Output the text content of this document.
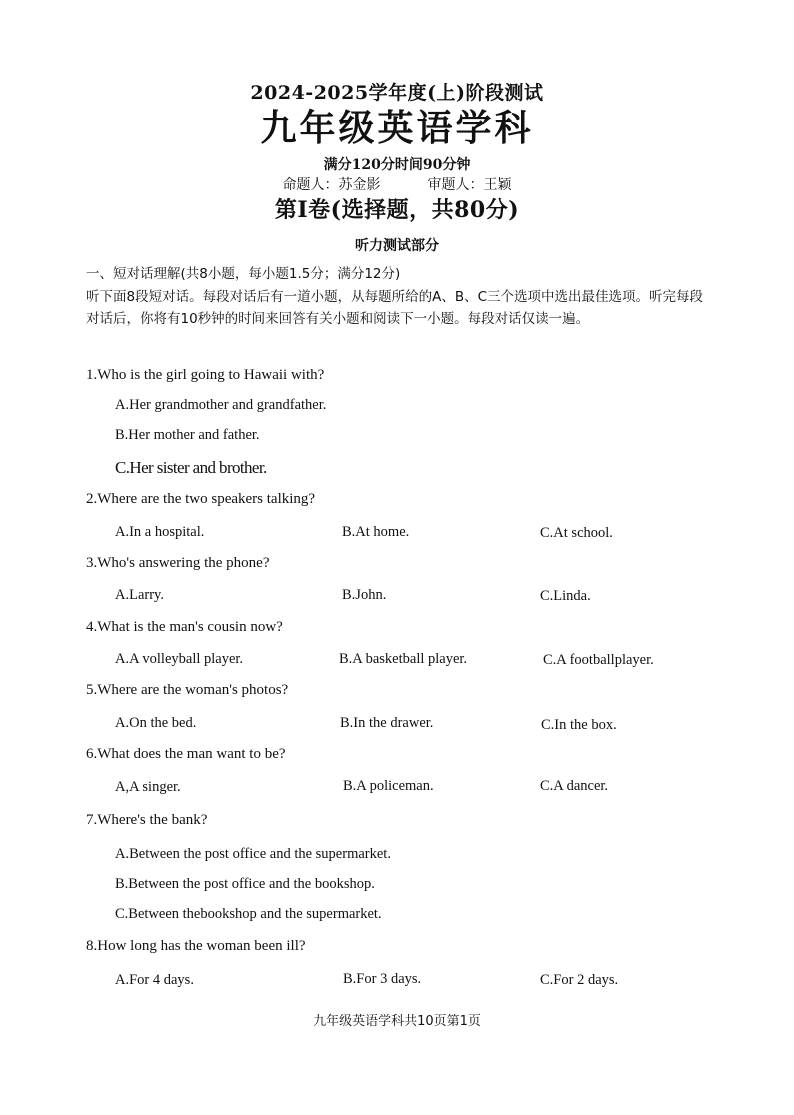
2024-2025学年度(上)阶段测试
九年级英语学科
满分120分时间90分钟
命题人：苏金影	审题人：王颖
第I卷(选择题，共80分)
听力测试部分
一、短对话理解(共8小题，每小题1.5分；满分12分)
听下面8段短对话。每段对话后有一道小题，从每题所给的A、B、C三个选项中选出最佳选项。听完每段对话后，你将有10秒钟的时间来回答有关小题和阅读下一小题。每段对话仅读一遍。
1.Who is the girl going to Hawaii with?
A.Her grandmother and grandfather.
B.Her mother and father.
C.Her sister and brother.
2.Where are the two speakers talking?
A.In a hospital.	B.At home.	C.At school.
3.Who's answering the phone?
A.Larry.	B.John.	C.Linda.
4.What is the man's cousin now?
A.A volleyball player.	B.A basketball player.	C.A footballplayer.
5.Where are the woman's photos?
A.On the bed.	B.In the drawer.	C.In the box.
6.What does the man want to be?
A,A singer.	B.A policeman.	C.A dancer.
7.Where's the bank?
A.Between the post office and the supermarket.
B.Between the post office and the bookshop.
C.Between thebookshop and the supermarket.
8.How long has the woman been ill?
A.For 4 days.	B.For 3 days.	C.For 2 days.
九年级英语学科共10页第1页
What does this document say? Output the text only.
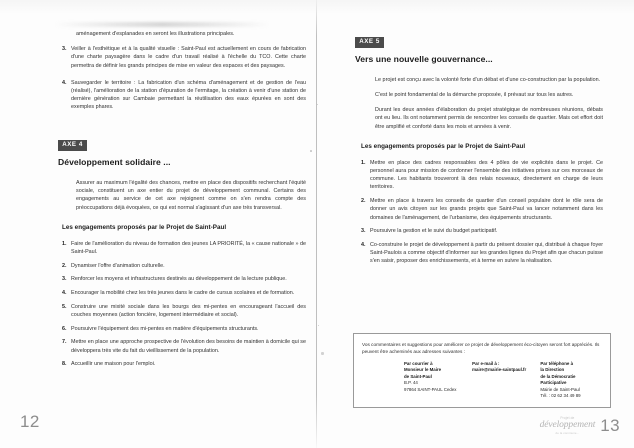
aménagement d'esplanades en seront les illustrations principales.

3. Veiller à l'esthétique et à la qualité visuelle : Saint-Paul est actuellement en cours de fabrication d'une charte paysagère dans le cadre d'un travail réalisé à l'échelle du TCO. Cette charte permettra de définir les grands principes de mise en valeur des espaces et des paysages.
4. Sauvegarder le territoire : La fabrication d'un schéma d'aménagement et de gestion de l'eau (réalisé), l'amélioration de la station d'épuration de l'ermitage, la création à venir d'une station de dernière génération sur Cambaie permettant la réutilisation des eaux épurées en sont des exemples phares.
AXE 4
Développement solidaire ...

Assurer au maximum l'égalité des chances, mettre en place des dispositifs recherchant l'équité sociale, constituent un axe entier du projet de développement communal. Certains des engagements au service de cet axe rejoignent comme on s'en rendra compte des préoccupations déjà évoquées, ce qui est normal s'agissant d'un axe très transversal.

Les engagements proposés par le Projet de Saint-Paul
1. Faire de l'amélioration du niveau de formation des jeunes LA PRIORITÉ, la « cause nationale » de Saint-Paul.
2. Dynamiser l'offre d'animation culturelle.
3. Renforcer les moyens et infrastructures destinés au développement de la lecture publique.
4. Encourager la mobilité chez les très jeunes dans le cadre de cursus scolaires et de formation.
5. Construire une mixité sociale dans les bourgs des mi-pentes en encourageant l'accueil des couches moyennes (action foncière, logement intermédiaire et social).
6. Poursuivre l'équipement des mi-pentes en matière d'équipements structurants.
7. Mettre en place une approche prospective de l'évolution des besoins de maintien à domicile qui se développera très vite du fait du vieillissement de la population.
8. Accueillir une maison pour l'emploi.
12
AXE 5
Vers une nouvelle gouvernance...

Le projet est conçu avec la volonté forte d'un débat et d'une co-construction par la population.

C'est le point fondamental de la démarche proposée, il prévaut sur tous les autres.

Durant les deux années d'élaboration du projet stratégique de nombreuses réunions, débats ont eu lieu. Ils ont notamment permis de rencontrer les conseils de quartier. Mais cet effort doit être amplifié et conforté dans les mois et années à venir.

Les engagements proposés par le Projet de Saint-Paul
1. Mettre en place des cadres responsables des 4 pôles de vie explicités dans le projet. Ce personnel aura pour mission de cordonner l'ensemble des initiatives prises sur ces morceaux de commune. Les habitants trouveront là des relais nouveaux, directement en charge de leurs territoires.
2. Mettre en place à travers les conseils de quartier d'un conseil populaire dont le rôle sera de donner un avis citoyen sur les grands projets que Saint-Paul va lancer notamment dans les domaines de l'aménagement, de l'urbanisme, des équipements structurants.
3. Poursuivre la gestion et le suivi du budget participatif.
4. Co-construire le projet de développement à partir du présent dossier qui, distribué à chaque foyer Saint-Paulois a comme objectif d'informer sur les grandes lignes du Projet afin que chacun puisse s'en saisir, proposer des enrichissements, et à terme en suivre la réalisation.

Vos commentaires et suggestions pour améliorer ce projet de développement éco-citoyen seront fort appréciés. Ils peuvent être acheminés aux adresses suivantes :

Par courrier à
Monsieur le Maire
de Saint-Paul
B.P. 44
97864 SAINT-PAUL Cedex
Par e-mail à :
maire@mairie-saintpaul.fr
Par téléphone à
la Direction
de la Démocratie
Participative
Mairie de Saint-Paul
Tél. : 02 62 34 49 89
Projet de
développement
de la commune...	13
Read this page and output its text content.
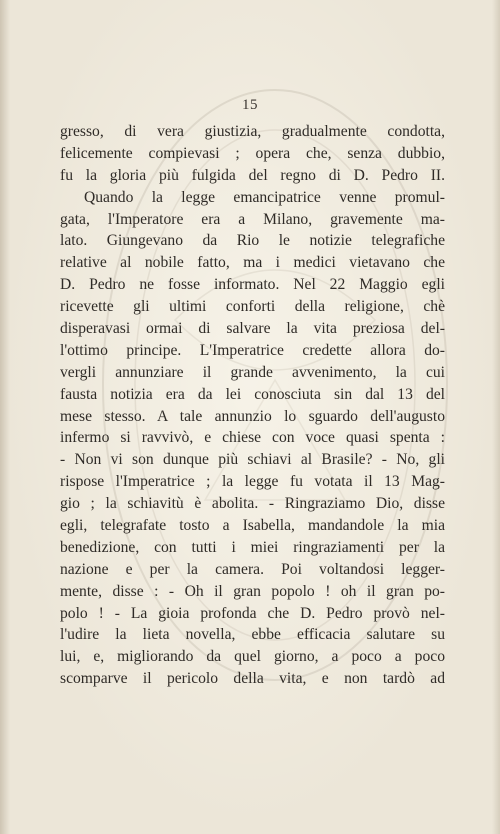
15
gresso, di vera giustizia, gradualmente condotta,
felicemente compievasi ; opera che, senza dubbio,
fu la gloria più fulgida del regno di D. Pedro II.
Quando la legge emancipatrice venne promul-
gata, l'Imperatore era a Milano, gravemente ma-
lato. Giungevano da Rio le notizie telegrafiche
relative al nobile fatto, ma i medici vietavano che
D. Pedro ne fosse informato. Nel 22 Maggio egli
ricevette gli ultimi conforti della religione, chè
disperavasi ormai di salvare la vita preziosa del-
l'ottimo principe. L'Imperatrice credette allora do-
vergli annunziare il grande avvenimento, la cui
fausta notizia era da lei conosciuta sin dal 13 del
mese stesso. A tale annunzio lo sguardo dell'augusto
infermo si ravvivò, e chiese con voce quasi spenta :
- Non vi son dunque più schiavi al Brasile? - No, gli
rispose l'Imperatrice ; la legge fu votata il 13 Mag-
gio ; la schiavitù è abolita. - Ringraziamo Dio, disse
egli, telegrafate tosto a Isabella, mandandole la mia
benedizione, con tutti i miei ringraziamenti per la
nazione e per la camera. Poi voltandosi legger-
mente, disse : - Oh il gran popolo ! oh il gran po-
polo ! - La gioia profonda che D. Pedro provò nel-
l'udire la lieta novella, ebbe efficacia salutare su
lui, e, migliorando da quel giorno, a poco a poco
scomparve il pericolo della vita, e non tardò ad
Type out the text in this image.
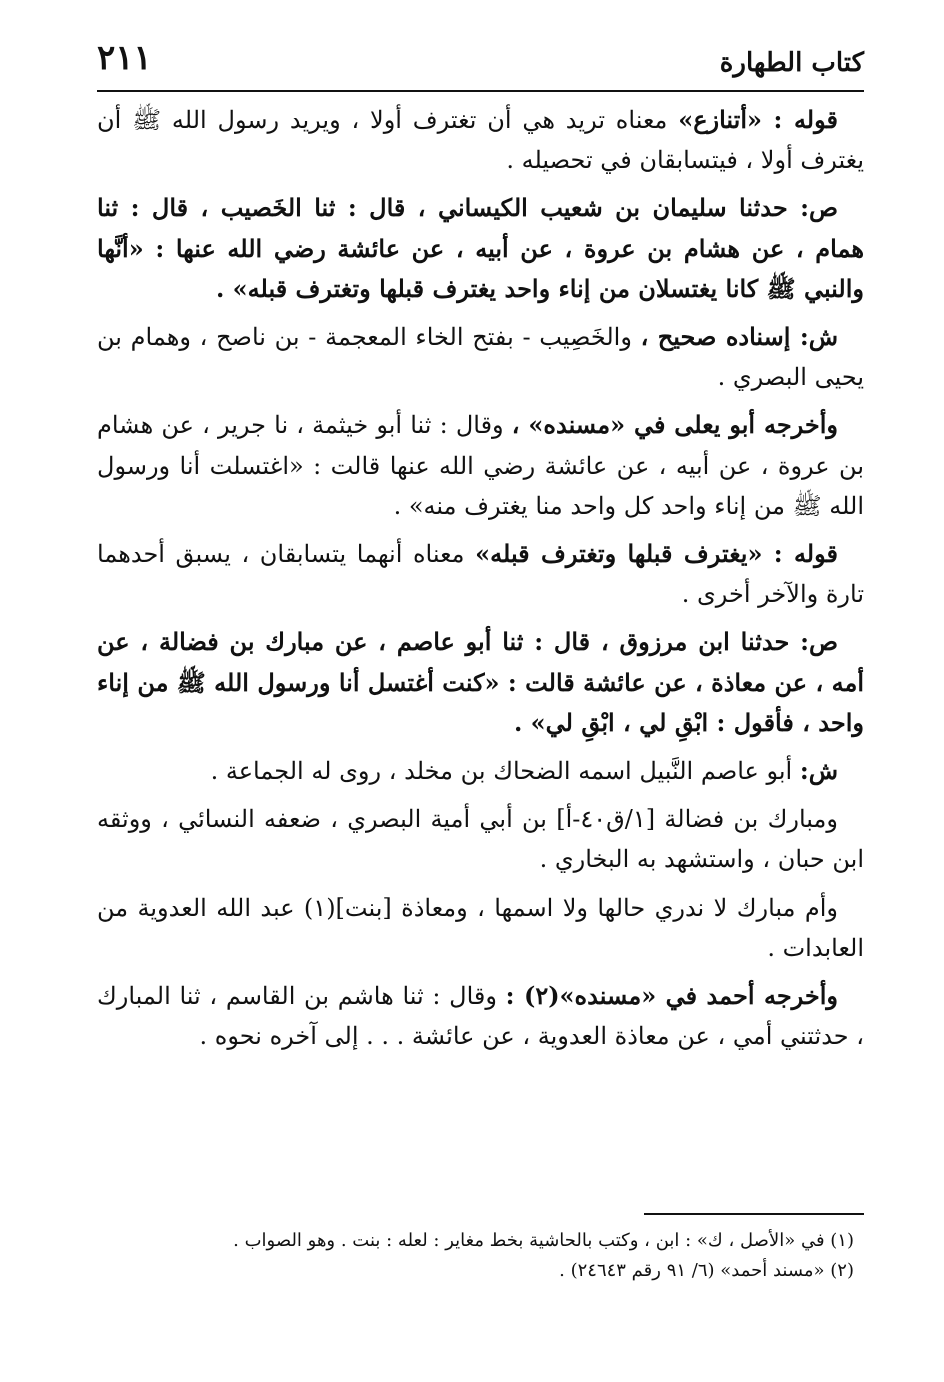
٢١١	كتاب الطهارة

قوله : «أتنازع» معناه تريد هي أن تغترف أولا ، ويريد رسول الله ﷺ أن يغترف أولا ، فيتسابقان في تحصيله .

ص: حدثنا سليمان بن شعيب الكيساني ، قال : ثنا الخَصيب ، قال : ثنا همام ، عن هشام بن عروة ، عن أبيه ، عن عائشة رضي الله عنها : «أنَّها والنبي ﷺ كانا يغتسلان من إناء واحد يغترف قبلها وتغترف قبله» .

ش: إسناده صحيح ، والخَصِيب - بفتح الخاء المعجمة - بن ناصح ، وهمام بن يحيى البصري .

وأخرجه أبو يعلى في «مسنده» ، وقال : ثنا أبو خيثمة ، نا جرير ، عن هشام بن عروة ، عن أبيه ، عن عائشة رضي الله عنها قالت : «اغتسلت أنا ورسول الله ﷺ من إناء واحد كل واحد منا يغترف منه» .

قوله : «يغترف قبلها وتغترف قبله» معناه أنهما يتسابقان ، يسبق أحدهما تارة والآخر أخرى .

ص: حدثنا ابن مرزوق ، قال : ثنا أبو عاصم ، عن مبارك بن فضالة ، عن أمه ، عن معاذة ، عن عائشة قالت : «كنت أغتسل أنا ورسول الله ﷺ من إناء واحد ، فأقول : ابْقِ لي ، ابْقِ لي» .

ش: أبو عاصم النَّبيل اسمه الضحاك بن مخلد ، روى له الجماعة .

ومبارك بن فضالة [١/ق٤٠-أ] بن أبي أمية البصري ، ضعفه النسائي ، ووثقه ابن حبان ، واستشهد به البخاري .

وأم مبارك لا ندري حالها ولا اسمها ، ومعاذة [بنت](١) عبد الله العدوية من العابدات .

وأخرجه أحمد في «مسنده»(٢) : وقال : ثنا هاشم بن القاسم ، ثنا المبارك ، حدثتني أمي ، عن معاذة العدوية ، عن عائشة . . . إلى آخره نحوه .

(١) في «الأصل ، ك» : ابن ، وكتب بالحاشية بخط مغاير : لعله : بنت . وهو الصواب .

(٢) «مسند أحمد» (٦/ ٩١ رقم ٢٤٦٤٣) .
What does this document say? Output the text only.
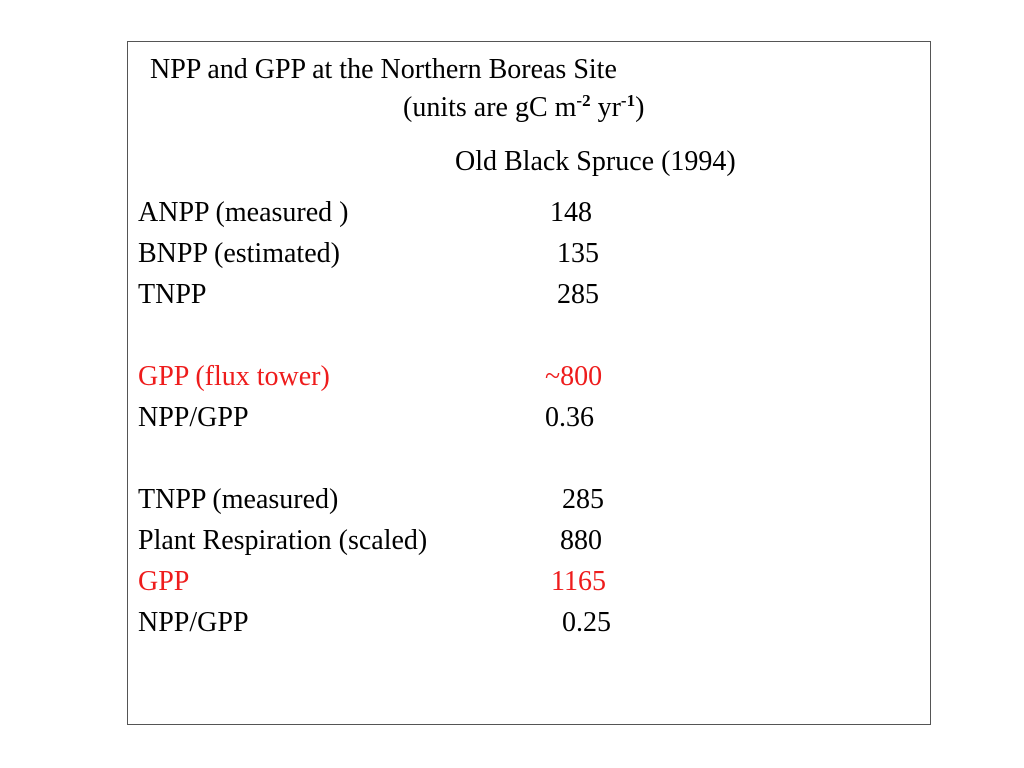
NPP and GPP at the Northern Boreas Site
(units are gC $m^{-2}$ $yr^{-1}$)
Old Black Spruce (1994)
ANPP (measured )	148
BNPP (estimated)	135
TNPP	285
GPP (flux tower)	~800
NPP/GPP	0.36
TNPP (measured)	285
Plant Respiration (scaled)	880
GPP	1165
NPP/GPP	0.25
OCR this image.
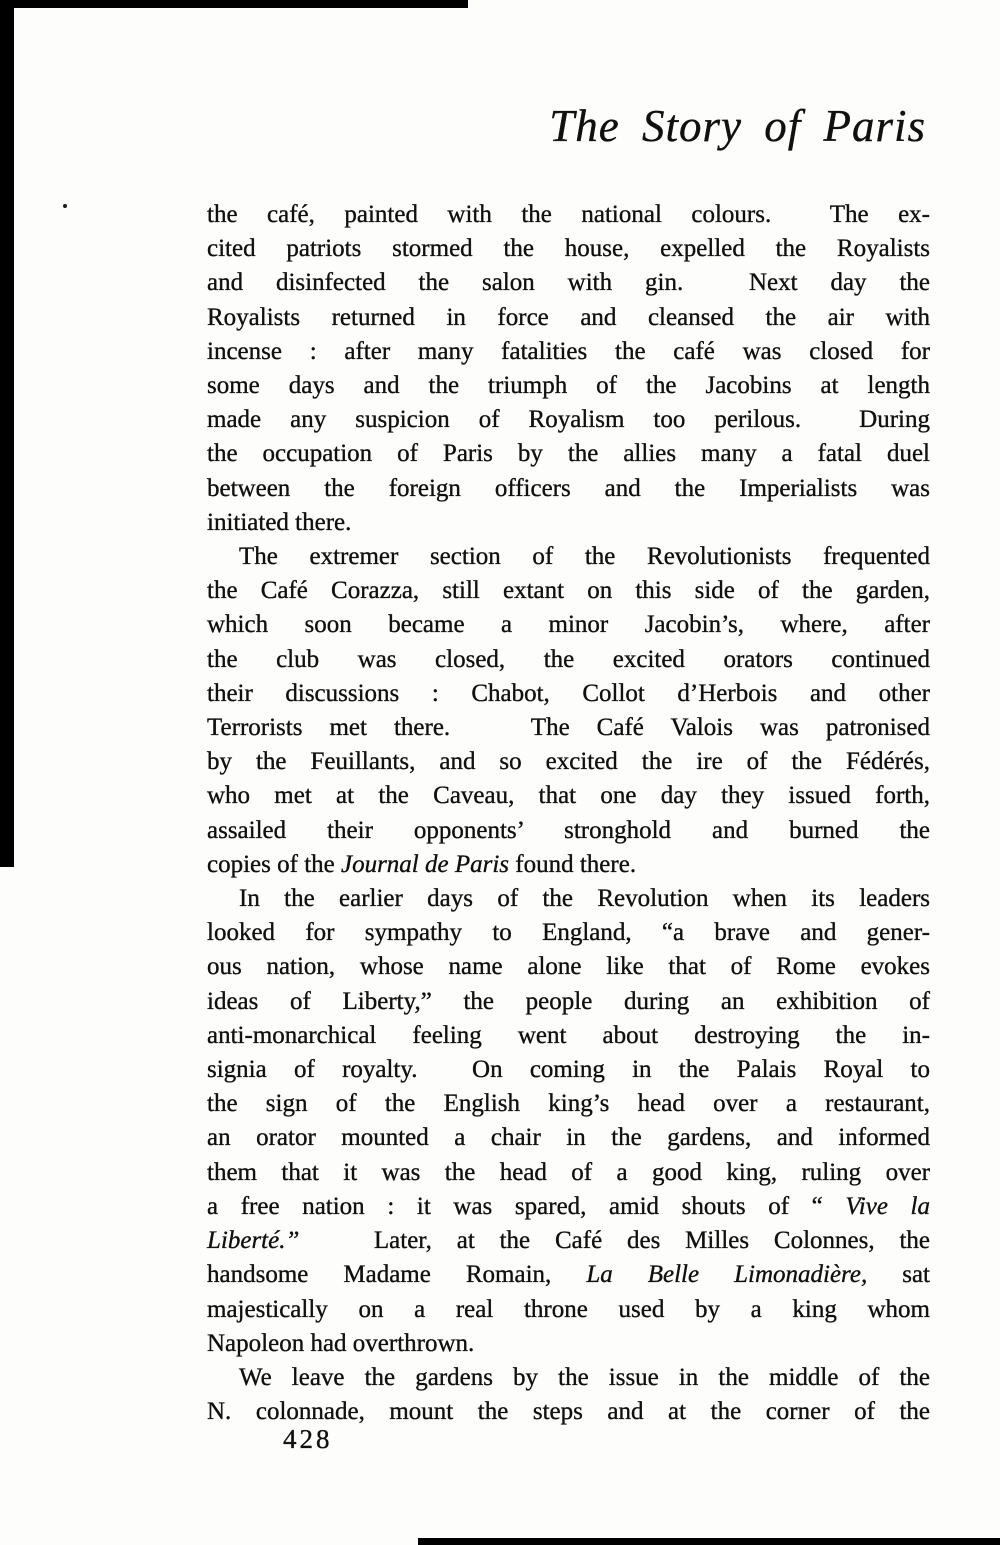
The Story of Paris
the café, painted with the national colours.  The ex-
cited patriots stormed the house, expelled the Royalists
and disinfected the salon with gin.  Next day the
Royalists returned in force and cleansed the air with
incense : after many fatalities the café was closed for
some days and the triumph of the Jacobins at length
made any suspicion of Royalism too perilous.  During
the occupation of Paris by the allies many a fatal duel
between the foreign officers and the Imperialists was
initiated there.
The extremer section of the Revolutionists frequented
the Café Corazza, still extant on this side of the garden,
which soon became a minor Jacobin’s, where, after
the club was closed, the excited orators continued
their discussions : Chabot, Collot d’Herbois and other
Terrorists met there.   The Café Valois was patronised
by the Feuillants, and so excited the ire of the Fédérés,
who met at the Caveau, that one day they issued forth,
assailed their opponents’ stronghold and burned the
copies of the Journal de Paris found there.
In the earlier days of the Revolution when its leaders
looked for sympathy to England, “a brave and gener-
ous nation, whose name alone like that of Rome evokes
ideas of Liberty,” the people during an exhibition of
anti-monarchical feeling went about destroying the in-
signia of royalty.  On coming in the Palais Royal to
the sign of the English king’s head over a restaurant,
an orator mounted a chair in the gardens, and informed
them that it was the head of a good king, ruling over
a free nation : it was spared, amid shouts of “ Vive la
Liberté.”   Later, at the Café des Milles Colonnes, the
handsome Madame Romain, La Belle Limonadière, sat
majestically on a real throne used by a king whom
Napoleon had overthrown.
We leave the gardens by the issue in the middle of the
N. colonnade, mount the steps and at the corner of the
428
#####
- Short exercise
Scan the entries above for the word "أحمد" and collect each line holding it.

- Task result
وأخرجه أحمد في «مسنده»(٢) : وقال : ثنا هاشم بن القاسم ، ثنا المبارك ، حدثتني أمي ، عن معاذة العدوية ، عن عائشة . . . إلى آخره نحوه .
(٢) «مسند أحمد» (٦/ ٩١ رقم ٢٤٦٤٣) .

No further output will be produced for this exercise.